**DO THIS:** Below is a listing. Gather each line of it that contains "Function".

---------- SOURCE MATERIAL

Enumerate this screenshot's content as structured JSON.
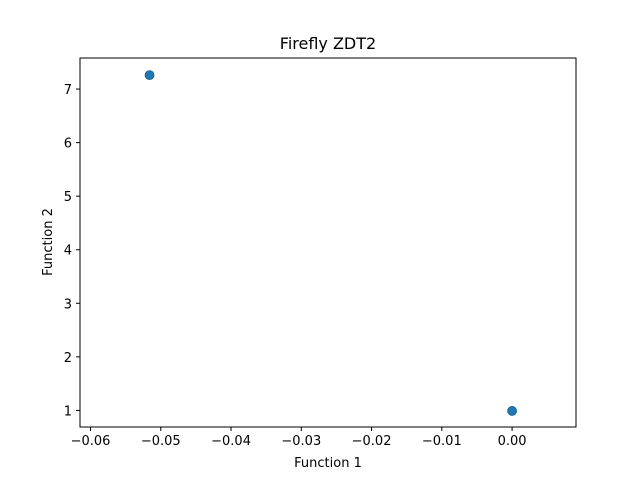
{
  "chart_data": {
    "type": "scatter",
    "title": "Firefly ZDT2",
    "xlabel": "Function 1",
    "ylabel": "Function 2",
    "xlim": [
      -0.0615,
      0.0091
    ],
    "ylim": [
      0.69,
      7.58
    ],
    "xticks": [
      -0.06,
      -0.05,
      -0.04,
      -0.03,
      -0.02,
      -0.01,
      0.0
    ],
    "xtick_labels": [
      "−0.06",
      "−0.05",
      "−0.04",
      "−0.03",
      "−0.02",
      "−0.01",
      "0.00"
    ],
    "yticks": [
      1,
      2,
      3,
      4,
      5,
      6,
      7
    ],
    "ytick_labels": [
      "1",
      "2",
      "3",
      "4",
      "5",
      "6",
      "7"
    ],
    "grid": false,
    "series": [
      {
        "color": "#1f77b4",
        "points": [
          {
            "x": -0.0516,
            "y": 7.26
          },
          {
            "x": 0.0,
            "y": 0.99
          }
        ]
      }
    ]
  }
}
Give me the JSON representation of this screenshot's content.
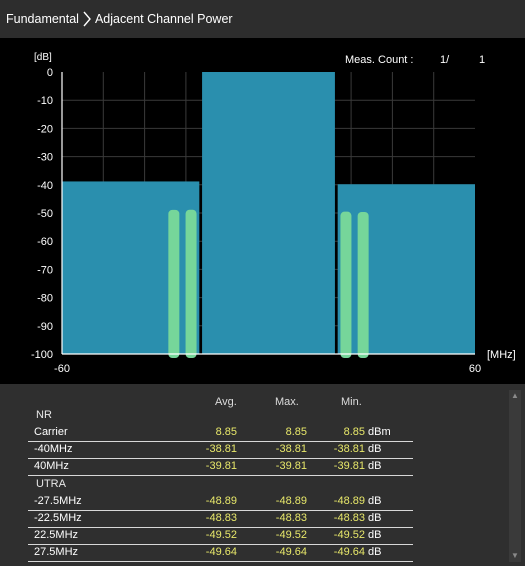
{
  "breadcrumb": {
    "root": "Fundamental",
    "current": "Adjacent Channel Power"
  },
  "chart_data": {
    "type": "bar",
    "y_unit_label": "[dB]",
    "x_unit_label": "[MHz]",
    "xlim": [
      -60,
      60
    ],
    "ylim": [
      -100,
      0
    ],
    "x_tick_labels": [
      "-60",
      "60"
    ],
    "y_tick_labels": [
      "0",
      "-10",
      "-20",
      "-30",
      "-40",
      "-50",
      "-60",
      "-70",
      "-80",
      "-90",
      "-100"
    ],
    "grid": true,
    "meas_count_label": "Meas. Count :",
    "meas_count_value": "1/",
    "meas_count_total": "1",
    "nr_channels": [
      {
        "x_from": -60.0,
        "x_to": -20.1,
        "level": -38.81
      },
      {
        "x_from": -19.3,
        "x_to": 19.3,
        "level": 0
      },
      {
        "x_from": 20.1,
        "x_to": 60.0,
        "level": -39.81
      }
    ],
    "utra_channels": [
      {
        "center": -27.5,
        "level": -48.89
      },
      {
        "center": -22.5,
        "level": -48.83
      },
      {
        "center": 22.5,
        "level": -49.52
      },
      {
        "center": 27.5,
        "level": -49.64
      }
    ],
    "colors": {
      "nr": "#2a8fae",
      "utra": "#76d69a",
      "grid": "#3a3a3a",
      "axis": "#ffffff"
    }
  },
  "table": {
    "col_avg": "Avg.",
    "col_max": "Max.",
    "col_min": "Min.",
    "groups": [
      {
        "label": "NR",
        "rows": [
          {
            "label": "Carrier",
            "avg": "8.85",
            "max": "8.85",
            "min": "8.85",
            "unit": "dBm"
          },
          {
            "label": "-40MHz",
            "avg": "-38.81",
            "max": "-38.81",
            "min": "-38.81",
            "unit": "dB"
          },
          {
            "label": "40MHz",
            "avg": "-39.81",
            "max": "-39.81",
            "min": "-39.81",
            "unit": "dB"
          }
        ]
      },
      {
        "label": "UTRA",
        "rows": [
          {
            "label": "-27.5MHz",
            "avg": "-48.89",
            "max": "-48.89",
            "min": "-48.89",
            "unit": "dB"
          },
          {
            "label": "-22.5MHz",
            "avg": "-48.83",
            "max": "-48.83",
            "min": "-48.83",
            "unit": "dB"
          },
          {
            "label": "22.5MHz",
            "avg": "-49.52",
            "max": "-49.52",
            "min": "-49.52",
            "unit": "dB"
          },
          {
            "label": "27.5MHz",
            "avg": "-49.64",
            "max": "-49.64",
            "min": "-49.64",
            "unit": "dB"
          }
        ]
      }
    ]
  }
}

--------------------
---------- SOURCE MATERIAL

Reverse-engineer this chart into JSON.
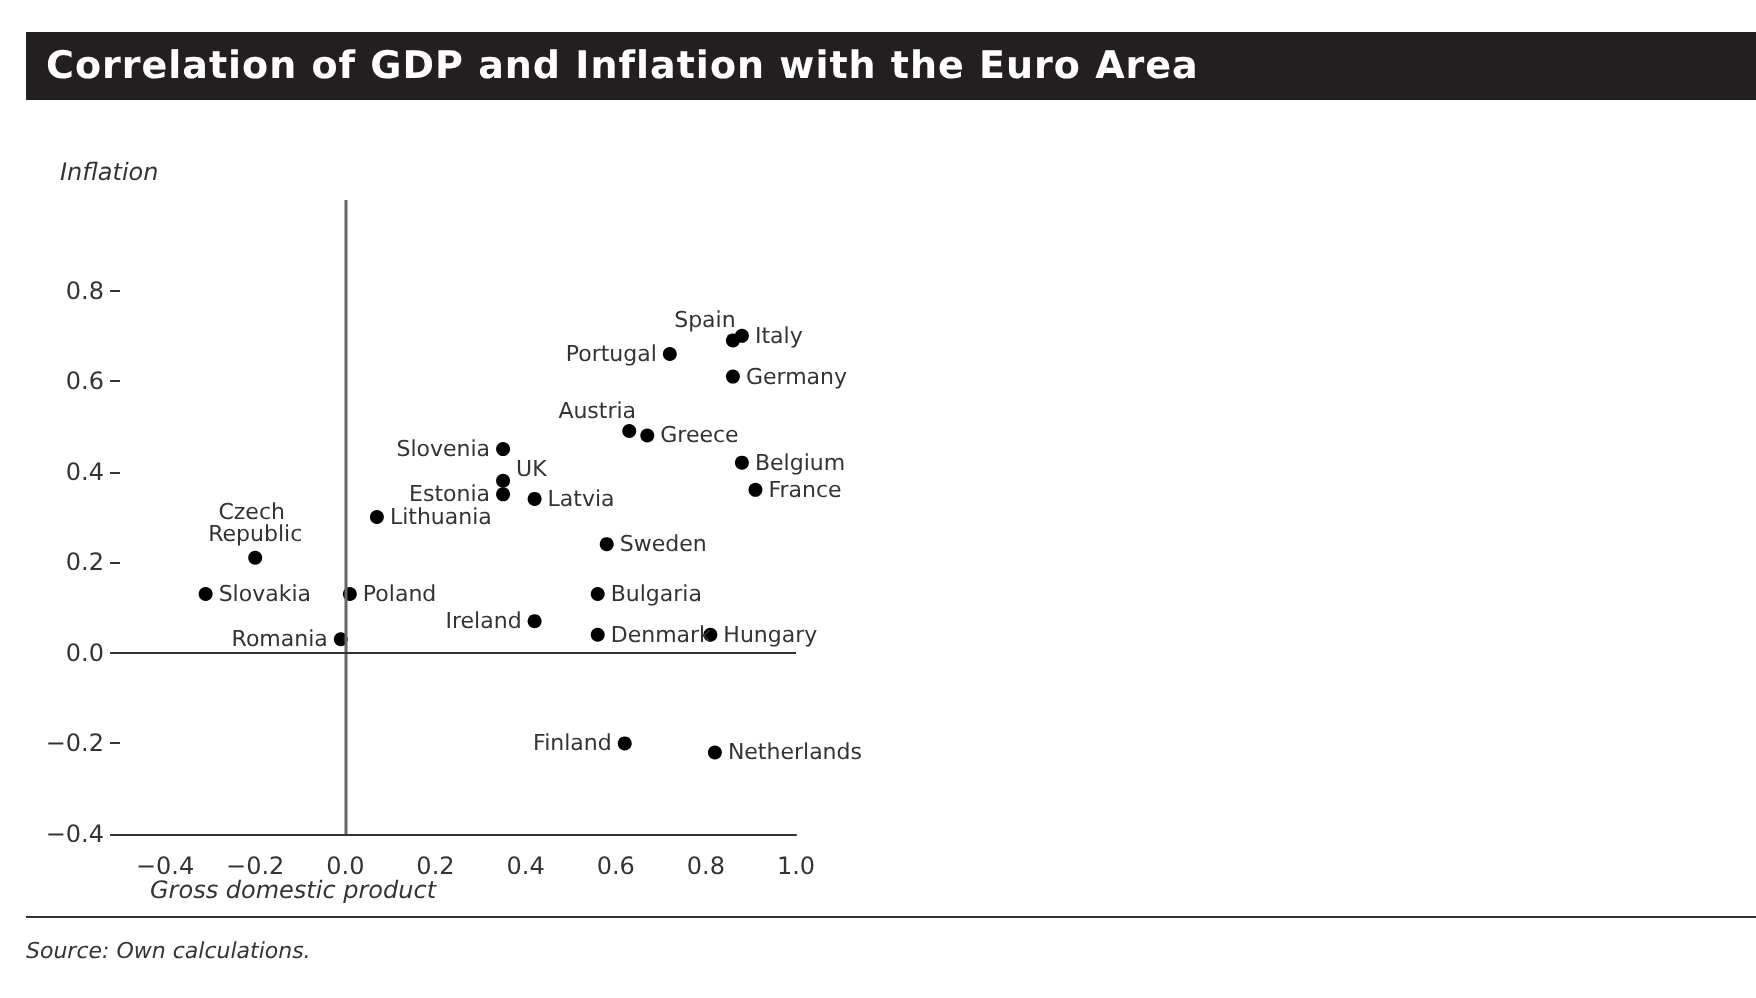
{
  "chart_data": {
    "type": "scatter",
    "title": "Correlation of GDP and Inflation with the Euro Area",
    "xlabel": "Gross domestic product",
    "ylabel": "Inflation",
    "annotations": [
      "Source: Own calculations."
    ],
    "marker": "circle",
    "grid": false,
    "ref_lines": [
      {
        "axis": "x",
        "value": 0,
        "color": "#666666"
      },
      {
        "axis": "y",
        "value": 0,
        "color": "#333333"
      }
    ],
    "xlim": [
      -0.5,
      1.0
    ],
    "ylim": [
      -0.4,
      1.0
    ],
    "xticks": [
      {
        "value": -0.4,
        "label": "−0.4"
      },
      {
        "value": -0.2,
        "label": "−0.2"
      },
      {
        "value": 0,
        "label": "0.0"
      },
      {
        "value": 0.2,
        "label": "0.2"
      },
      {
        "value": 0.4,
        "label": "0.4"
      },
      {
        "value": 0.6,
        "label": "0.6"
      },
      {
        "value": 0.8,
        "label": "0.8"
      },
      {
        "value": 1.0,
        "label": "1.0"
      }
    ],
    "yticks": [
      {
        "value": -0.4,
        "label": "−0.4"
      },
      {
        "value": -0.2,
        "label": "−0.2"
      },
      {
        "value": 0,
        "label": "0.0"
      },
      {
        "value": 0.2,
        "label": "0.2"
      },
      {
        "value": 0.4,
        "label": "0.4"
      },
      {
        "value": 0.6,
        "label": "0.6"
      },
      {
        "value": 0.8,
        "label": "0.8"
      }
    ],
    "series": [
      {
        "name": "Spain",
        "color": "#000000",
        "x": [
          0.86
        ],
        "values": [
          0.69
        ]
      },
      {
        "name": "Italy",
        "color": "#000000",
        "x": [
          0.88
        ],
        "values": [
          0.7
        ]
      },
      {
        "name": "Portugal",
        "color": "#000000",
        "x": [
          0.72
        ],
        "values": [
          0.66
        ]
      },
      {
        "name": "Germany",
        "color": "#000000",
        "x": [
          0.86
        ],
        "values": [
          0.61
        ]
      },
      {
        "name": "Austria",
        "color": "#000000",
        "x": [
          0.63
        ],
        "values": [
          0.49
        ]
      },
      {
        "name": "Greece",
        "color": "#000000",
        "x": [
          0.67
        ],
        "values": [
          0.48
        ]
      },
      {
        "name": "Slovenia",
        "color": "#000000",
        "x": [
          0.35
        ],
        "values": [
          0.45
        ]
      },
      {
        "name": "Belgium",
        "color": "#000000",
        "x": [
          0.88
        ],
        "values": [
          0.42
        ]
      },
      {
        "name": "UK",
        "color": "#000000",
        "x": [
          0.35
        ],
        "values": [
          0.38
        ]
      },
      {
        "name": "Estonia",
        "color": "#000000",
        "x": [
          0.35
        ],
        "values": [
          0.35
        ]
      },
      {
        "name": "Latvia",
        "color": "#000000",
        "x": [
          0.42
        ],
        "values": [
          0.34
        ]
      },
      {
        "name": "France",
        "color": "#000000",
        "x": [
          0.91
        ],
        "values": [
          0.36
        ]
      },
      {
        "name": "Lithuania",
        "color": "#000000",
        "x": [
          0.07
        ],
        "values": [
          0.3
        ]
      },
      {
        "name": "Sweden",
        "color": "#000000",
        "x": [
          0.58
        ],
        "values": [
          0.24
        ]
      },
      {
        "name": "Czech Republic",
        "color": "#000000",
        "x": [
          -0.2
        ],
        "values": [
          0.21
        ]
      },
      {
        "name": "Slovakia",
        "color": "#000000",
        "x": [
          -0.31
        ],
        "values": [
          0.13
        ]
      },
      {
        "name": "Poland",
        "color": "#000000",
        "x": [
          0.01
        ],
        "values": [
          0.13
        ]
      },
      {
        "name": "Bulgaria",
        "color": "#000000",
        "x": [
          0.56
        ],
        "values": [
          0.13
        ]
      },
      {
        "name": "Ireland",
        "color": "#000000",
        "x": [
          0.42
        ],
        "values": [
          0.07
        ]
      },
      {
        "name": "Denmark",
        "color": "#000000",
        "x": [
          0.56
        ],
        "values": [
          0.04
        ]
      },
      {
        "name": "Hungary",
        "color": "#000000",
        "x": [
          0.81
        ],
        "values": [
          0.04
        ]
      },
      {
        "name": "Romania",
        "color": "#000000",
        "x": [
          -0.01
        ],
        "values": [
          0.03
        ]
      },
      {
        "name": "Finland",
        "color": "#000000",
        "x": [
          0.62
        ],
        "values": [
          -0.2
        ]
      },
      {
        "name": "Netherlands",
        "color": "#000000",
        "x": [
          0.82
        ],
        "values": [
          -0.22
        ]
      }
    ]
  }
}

--------------------

**WRITTEN SOLUTION:**
    "xlabel": "Function 1",
    "ylabel": "Function 2",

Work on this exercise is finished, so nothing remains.